— START SUPPLIED RECORDS —

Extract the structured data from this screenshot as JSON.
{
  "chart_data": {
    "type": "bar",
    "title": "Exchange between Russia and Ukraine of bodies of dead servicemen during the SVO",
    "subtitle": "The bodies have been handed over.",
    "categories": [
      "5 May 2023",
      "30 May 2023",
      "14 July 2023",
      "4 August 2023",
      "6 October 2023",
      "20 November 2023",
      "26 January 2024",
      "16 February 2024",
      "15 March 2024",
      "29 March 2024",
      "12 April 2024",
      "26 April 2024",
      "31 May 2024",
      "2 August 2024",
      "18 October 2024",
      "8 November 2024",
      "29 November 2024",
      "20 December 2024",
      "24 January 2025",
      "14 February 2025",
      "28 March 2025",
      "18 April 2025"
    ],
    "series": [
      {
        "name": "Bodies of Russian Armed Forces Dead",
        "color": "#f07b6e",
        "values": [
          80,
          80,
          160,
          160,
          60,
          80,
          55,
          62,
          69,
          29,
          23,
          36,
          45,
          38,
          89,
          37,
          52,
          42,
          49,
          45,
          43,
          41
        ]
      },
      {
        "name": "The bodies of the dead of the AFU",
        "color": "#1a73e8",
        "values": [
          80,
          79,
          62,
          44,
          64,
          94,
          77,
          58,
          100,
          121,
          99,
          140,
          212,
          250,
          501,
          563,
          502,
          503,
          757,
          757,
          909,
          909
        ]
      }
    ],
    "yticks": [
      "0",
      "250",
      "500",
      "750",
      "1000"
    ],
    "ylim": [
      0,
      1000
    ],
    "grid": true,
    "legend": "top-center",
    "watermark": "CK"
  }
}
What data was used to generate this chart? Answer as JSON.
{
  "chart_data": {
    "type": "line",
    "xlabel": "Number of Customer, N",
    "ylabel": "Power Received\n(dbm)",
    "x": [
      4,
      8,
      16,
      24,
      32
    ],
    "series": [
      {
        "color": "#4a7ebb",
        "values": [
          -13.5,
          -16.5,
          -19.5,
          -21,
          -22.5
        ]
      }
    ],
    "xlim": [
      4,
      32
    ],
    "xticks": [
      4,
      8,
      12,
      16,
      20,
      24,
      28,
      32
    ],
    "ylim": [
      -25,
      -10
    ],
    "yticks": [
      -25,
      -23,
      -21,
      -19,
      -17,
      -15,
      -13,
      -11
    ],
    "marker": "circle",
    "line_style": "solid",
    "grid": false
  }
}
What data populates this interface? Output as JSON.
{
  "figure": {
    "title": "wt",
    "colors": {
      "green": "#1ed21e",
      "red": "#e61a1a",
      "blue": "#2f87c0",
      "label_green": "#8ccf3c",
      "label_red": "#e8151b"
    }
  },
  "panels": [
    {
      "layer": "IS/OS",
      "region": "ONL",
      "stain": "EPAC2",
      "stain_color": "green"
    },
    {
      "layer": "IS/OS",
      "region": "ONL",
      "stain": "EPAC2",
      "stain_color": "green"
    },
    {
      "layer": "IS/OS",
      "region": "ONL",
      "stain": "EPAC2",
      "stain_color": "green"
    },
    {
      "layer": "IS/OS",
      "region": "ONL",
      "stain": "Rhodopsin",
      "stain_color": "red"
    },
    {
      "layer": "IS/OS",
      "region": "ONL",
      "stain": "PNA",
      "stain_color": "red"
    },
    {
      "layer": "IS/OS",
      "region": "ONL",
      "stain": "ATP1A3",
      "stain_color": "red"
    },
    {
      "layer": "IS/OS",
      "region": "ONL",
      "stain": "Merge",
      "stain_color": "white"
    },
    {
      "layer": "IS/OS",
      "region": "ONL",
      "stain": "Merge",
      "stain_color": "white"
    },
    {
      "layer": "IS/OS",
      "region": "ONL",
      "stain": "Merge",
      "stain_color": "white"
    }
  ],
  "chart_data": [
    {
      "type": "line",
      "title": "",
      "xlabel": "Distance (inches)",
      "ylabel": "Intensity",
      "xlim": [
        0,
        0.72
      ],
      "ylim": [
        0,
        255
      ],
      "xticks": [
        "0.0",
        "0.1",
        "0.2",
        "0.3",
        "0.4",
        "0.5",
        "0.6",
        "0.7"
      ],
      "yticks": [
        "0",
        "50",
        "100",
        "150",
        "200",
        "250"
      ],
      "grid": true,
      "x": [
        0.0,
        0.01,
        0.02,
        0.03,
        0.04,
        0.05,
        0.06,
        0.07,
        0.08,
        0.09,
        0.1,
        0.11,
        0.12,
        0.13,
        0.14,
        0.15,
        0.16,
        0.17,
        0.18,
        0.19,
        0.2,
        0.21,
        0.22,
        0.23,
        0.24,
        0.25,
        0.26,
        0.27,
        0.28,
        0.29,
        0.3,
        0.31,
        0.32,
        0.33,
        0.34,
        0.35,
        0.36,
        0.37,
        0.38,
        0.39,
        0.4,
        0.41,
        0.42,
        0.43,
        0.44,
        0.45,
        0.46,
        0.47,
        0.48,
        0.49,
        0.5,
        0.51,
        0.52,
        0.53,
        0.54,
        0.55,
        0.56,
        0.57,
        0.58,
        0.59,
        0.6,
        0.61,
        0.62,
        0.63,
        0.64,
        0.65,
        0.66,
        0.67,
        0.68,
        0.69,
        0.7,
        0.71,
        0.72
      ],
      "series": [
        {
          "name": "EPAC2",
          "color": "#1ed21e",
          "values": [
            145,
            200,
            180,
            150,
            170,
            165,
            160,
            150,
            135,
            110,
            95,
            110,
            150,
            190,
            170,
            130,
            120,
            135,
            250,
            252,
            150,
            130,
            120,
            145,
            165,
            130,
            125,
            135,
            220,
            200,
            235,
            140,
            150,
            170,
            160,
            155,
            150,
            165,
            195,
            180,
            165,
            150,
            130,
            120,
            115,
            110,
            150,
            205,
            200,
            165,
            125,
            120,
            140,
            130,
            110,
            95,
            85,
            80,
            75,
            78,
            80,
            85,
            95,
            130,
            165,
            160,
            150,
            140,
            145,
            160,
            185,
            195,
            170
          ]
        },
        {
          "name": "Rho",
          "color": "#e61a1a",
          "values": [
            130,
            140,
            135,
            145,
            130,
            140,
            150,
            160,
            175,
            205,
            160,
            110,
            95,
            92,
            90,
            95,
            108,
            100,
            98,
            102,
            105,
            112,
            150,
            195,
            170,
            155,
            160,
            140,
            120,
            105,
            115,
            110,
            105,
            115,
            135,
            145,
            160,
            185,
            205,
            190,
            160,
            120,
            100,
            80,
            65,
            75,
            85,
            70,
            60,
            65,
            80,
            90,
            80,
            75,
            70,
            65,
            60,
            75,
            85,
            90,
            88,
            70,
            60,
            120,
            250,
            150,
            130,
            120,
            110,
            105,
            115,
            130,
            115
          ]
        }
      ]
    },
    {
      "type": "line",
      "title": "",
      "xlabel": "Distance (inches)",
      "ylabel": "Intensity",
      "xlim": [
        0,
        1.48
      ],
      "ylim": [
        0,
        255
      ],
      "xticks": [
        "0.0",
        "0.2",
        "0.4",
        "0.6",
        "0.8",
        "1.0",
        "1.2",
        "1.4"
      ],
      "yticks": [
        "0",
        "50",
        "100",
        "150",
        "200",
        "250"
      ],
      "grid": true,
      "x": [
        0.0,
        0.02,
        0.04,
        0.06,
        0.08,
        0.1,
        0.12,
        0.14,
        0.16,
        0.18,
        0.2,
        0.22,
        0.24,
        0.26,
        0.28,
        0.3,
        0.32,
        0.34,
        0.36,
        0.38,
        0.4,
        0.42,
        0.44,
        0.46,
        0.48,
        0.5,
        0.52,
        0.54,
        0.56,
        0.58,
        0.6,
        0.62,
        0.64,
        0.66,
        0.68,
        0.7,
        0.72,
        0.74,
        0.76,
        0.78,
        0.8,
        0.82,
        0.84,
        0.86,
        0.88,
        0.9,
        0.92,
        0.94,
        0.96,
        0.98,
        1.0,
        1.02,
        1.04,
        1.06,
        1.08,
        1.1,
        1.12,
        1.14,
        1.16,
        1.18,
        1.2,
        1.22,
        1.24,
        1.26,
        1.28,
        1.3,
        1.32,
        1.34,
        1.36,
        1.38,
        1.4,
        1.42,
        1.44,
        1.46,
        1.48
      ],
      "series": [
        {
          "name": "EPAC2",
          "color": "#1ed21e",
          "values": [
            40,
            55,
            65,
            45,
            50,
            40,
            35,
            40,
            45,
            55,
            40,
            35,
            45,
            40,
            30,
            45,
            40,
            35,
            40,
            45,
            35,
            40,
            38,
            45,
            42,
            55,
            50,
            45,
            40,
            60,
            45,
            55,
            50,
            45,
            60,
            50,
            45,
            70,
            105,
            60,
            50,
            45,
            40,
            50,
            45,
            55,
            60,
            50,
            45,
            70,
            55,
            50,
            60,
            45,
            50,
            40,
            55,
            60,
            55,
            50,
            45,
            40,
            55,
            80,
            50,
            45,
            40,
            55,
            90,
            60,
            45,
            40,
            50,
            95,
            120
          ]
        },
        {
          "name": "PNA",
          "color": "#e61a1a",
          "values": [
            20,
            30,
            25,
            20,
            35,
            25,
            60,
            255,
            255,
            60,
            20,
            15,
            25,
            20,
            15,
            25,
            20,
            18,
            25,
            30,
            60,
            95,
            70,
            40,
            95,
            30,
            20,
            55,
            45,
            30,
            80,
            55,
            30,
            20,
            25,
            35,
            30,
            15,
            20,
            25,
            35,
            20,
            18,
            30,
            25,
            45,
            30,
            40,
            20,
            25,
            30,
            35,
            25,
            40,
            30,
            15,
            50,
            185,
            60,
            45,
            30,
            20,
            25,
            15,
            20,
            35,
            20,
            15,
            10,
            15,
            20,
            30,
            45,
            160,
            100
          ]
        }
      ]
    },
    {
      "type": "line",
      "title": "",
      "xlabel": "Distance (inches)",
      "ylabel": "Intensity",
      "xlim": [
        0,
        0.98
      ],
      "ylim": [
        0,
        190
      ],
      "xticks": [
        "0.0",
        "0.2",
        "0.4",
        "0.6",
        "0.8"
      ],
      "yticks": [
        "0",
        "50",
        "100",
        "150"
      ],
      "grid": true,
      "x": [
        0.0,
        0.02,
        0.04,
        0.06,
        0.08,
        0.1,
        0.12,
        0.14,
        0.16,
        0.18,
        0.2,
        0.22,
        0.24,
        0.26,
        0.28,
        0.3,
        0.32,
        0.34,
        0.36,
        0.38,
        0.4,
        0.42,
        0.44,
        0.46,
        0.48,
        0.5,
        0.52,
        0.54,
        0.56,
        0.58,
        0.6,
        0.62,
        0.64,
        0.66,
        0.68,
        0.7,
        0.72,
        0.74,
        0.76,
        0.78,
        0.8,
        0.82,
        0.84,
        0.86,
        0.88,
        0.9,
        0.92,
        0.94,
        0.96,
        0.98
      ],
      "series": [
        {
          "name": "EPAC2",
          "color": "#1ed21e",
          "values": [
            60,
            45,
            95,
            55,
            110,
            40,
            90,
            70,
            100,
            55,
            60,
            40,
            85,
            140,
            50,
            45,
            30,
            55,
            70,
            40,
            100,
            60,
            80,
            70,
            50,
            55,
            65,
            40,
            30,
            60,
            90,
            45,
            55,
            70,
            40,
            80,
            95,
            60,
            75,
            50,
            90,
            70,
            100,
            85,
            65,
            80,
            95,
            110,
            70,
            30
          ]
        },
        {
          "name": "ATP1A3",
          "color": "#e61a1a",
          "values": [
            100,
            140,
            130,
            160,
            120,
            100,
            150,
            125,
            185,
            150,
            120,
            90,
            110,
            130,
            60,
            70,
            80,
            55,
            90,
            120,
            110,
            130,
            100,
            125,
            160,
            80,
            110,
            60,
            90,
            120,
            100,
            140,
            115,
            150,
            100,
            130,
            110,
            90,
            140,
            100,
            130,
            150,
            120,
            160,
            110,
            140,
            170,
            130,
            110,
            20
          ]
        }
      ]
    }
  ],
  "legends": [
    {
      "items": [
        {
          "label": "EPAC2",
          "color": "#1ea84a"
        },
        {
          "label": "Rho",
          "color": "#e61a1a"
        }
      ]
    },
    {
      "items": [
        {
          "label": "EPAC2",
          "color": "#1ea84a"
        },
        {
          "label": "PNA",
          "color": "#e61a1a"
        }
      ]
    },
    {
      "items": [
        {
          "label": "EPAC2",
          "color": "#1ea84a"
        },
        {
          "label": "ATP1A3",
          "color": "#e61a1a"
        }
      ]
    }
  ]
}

— END SUPPLIED RECORDS —

**GIVEN EXERCISE**
Go through the entries above and copy every line containing "November".

**WRITTEN ANSWER**
      "20 November 2023",
      "8 November 2024",
      "29 November 2024",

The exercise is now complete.